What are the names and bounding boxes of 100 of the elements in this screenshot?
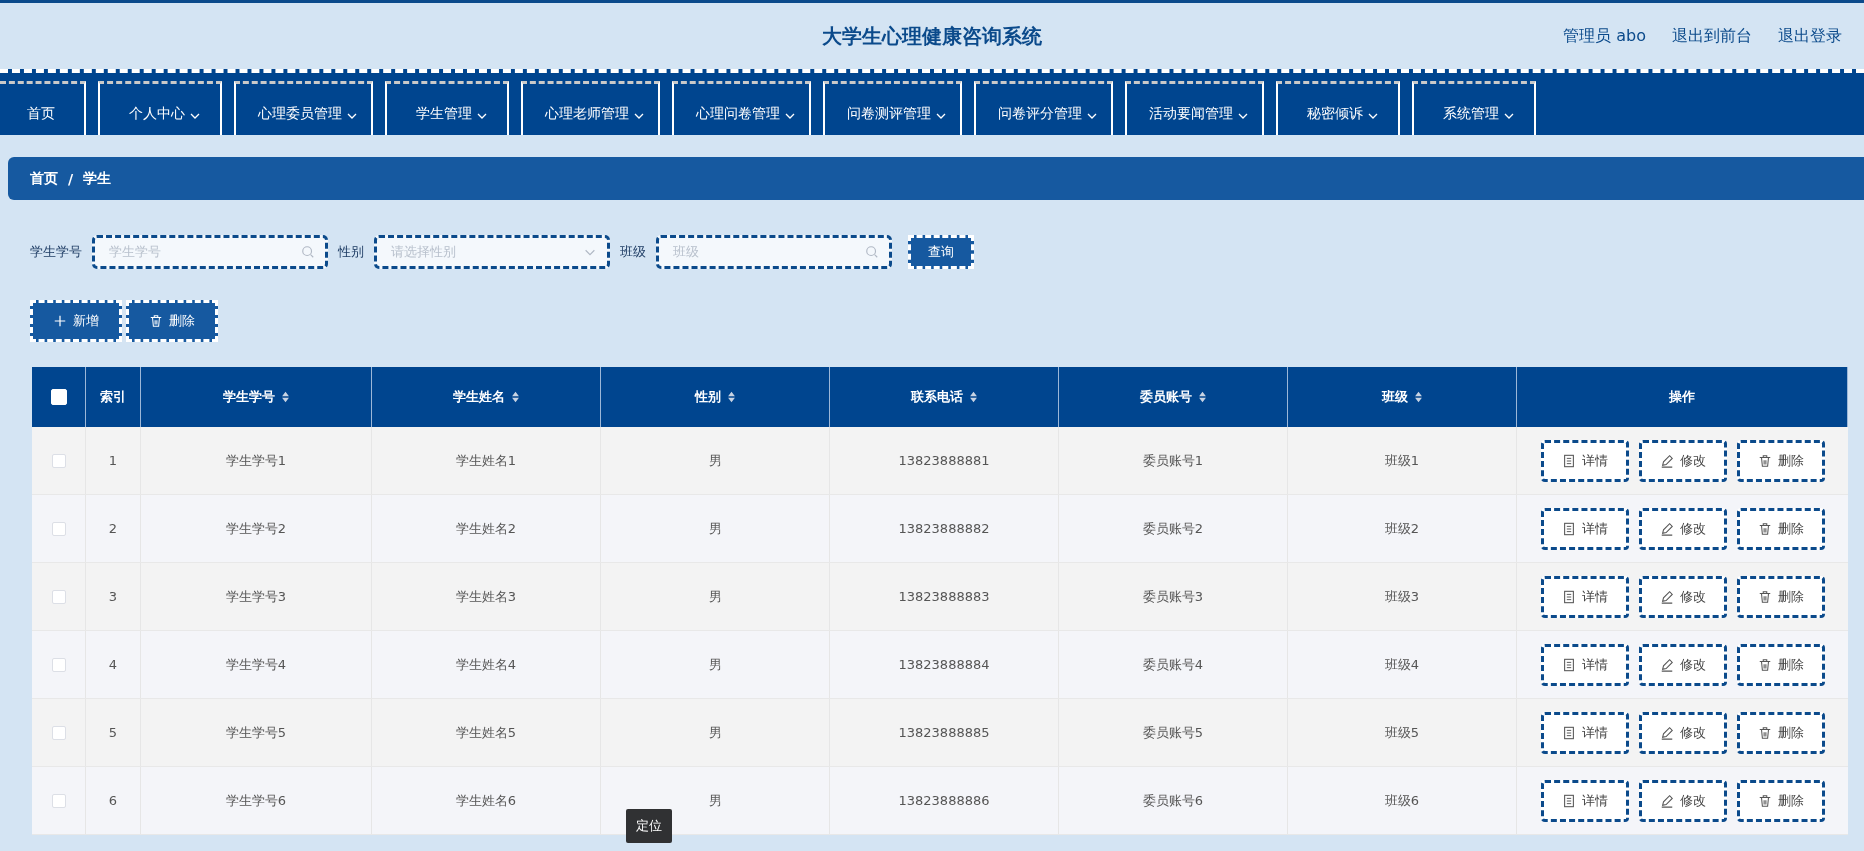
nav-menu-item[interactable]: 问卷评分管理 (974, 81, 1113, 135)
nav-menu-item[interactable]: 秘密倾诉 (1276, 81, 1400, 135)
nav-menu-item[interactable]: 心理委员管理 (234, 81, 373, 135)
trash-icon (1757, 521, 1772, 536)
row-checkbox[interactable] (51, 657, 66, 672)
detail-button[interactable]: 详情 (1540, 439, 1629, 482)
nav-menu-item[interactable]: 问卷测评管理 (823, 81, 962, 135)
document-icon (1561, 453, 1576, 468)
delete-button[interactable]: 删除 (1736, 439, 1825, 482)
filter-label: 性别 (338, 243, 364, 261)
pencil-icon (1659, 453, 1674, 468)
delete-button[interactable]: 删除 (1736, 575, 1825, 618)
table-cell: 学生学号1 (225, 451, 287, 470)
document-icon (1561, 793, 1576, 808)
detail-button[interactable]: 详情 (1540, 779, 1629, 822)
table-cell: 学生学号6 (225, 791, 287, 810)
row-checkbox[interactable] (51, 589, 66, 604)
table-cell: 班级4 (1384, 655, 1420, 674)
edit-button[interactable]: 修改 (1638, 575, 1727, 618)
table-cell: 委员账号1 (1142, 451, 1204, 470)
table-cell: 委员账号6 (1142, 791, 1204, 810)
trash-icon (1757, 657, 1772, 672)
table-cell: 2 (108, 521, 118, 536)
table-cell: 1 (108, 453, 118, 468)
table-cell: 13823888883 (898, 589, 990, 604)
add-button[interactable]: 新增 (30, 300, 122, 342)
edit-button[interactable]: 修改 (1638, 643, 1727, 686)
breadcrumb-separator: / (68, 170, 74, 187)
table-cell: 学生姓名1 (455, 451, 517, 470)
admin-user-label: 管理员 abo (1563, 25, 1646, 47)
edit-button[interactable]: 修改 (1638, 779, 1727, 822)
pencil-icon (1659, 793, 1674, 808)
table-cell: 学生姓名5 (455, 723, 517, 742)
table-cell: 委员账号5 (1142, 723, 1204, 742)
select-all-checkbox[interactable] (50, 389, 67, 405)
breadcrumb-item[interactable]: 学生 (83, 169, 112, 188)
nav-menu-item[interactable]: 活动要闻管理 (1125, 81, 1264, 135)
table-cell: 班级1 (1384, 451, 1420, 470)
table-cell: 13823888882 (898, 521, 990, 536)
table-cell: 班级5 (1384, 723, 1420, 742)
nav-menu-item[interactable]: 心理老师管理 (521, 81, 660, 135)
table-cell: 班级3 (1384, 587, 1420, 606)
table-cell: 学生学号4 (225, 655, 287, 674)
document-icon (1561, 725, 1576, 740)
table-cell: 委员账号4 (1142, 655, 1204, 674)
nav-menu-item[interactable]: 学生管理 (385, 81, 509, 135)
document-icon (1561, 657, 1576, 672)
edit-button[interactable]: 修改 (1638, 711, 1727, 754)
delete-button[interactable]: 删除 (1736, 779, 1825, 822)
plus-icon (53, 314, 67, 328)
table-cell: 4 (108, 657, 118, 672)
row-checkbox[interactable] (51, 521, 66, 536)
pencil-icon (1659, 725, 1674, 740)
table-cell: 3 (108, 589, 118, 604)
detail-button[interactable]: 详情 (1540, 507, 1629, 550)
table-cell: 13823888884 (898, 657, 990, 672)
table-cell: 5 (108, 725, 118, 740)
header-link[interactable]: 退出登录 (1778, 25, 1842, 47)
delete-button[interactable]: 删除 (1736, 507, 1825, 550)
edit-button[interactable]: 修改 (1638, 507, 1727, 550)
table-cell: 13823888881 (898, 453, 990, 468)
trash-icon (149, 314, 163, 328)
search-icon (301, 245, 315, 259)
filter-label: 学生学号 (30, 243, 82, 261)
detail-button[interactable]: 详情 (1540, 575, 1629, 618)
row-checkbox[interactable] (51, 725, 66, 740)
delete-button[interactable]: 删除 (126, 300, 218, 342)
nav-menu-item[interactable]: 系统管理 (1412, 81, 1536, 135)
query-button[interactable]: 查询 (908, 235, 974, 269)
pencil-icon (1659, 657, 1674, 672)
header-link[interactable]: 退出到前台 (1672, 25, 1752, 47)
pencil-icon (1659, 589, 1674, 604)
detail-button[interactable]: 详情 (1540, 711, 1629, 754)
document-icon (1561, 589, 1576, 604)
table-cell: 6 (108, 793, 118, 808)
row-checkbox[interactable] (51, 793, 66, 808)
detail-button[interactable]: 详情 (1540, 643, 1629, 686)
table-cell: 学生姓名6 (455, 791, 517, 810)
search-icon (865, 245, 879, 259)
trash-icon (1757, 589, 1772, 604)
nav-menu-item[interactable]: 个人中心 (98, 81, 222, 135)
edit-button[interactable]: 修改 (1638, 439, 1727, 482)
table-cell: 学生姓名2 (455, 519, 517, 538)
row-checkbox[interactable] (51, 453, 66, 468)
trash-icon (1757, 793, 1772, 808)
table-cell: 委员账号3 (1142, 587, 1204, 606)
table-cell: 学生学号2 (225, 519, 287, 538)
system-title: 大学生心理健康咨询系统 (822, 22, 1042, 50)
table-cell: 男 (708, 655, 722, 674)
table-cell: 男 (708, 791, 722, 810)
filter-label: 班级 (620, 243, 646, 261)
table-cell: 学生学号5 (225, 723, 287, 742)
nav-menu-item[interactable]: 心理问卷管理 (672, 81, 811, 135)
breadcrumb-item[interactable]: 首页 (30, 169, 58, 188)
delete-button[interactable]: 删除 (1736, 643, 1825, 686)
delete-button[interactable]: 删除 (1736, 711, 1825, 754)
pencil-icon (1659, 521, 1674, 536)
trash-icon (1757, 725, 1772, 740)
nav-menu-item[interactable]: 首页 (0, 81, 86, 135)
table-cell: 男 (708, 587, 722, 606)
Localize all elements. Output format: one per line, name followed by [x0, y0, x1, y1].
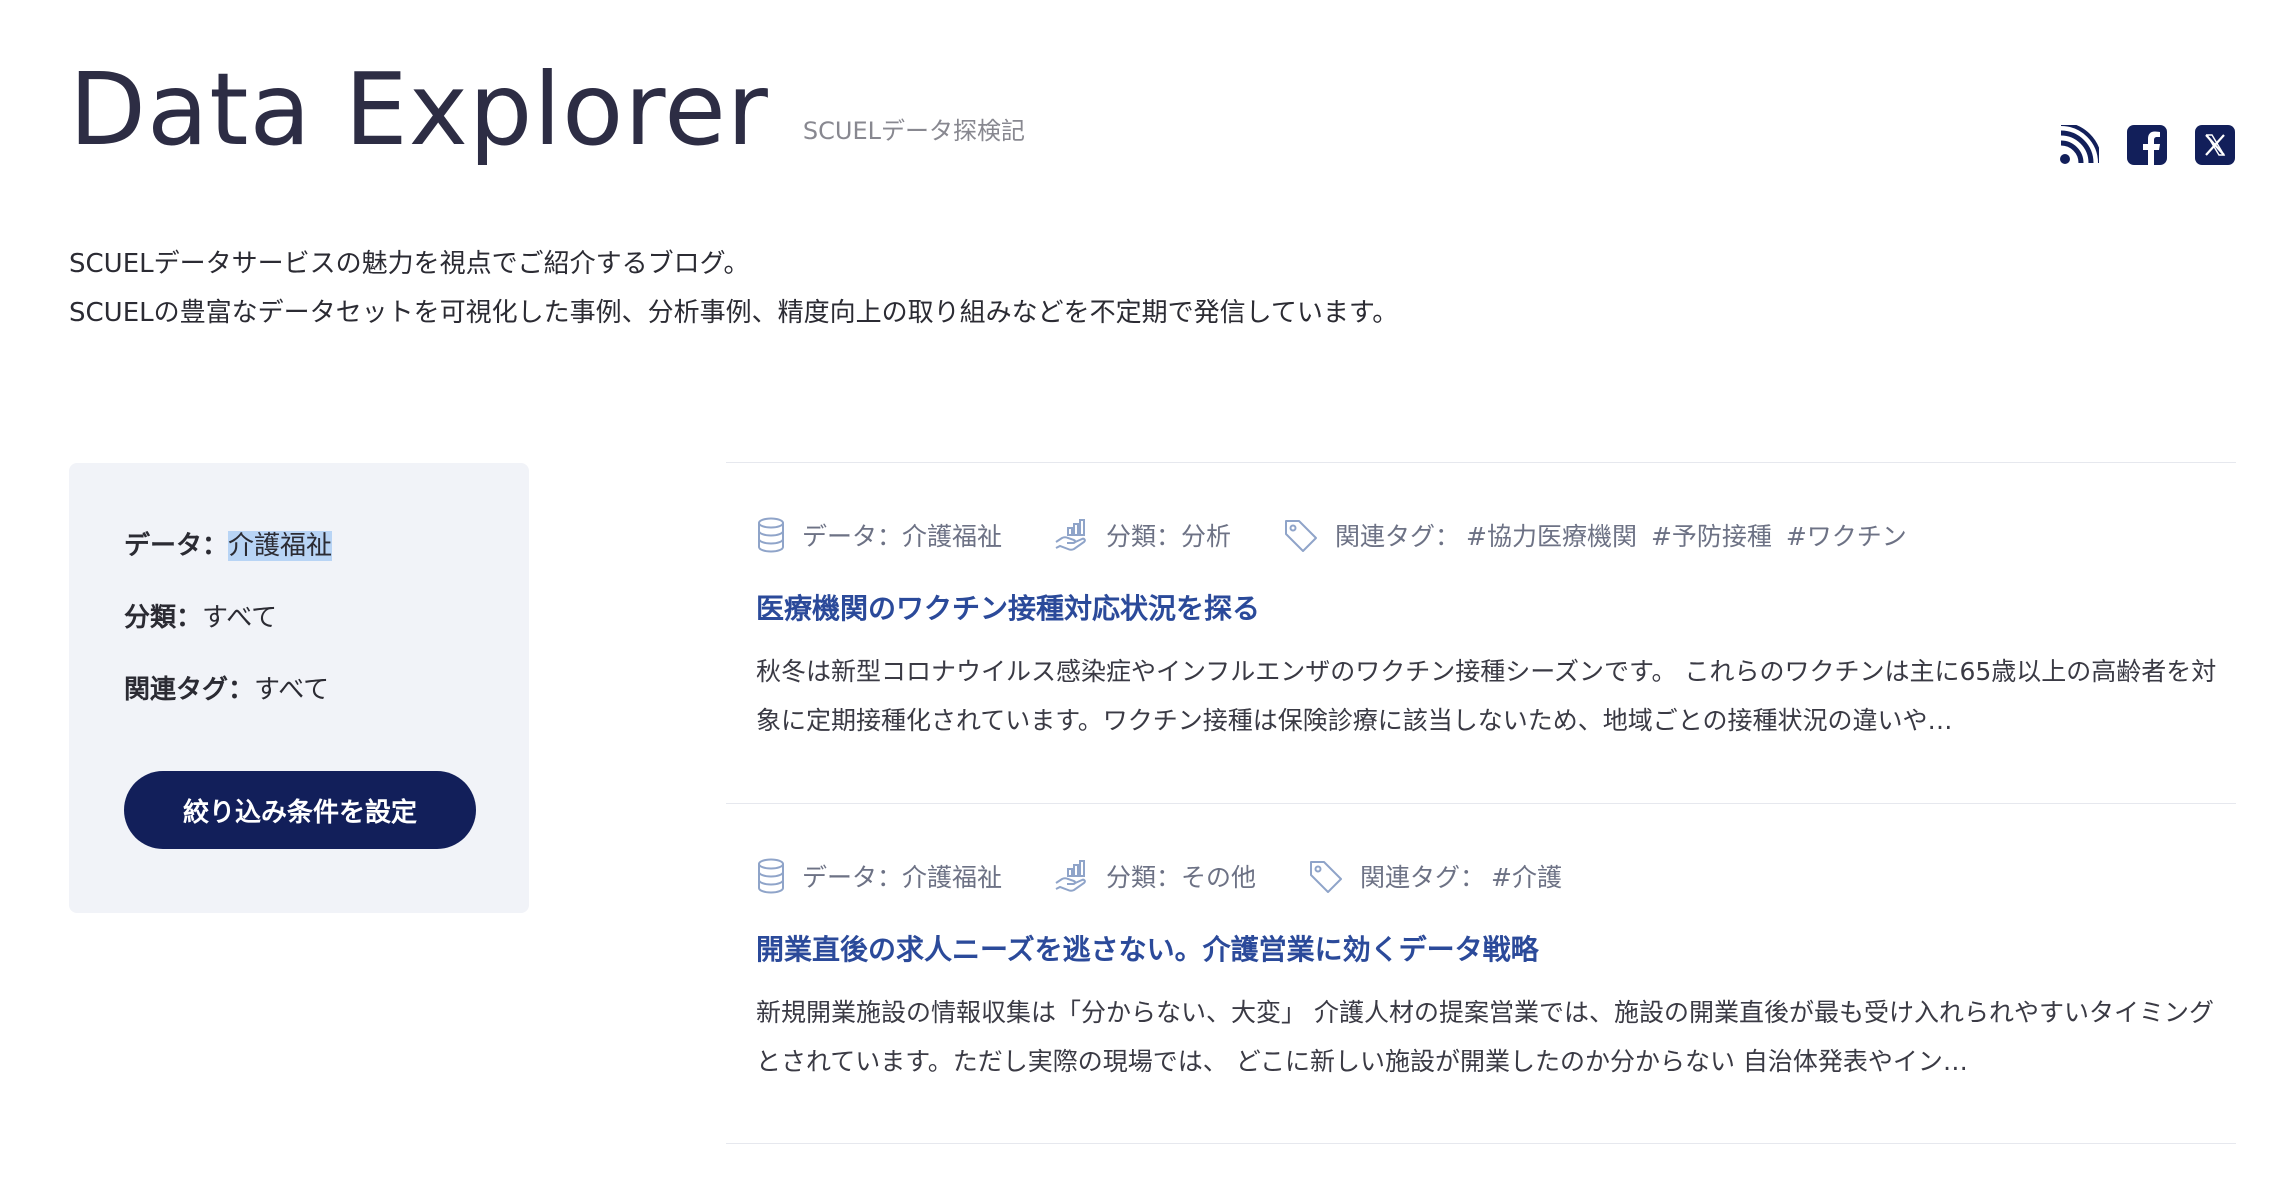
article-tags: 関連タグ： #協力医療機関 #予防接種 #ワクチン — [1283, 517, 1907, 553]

====

_Given request_
Update the lines from the one containing "nav-menu-item[interactable]: 问卷评分管理 (974, 81, 1113, 135)" down to the one containing "breadcrumb-item[interactable]: 学生 (83, 169, 112, 188)" by changing "pencil-icon" to "edit-icon" and leaving everything else unchanged. Return only those lines.

_Exercise solution_
nav-menu-item[interactable]: 问卷评分管理 (974, 81, 1113, 135)
nav-menu-item[interactable]: 秘密倾诉 (1276, 81, 1400, 135)
nav-menu-item[interactable]: 心理委员管理 (234, 81, 373, 135)
trash-icon (1757, 521, 1772, 536)
row-checkbox[interactable] (51, 657, 66, 672)
detail-button[interactable]: 详情 (1540, 439, 1629, 482)
nav-menu-item[interactable]: 问卷测评管理 (823, 81, 962, 135)
document-icon (1561, 453, 1576, 468)
delete-button[interactable]: 删除 (1736, 439, 1825, 482)
filter-label: 性别 (338, 243, 364, 261)
edit-icon (1659, 453, 1674, 468)
delete-button[interactable]: 删除 (1736, 575, 1825, 618)
table-cell: 学生学号1 (225, 451, 287, 470)
document-icon (1561, 793, 1576, 808)
detail-button[interactable]: 详情 (1540, 779, 1629, 822)
table-cell: 学生学号6 (225, 791, 287, 810)
row-checkbox[interactable] (51, 589, 66, 604)
table-cell: 班级4 (1384, 655, 1420, 674)
edit-button[interactable]: 修改 (1638, 575, 1727, 618)
table-cell: 委员账号1 (1142, 451, 1204, 470)
table-cell: 委员账号6 (1142, 791, 1204, 810)
trash-icon (1757, 657, 1772, 672)
table-cell: 2 (108, 521, 118, 536)
table-cell: 1 (108, 453, 118, 468)
table-cell: 13823888883 (898, 589, 990, 604)
add-button[interactable]: 新增 (30, 300, 122, 342)
edit-button[interactable]: 修改 (1638, 643, 1727, 686)
breadcrumb-separator: / (68, 170, 74, 187)
table-cell: 学生姓名1 (455, 451, 517, 470)
admin-user-label: 管理员 abo (1563, 25, 1646, 47)
edit-button[interactable]: 修改 (1638, 779, 1727, 822)
edit-icon (1659, 793, 1674, 808)
table-cell: 学生姓名5 (455, 723, 517, 742)
table-cell: 委员账号5 (1142, 723, 1204, 742)
select-all-checkbox[interactable] (50, 389, 67, 405)
breadcrumb-item[interactable]: 学生 (83, 169, 112, 188)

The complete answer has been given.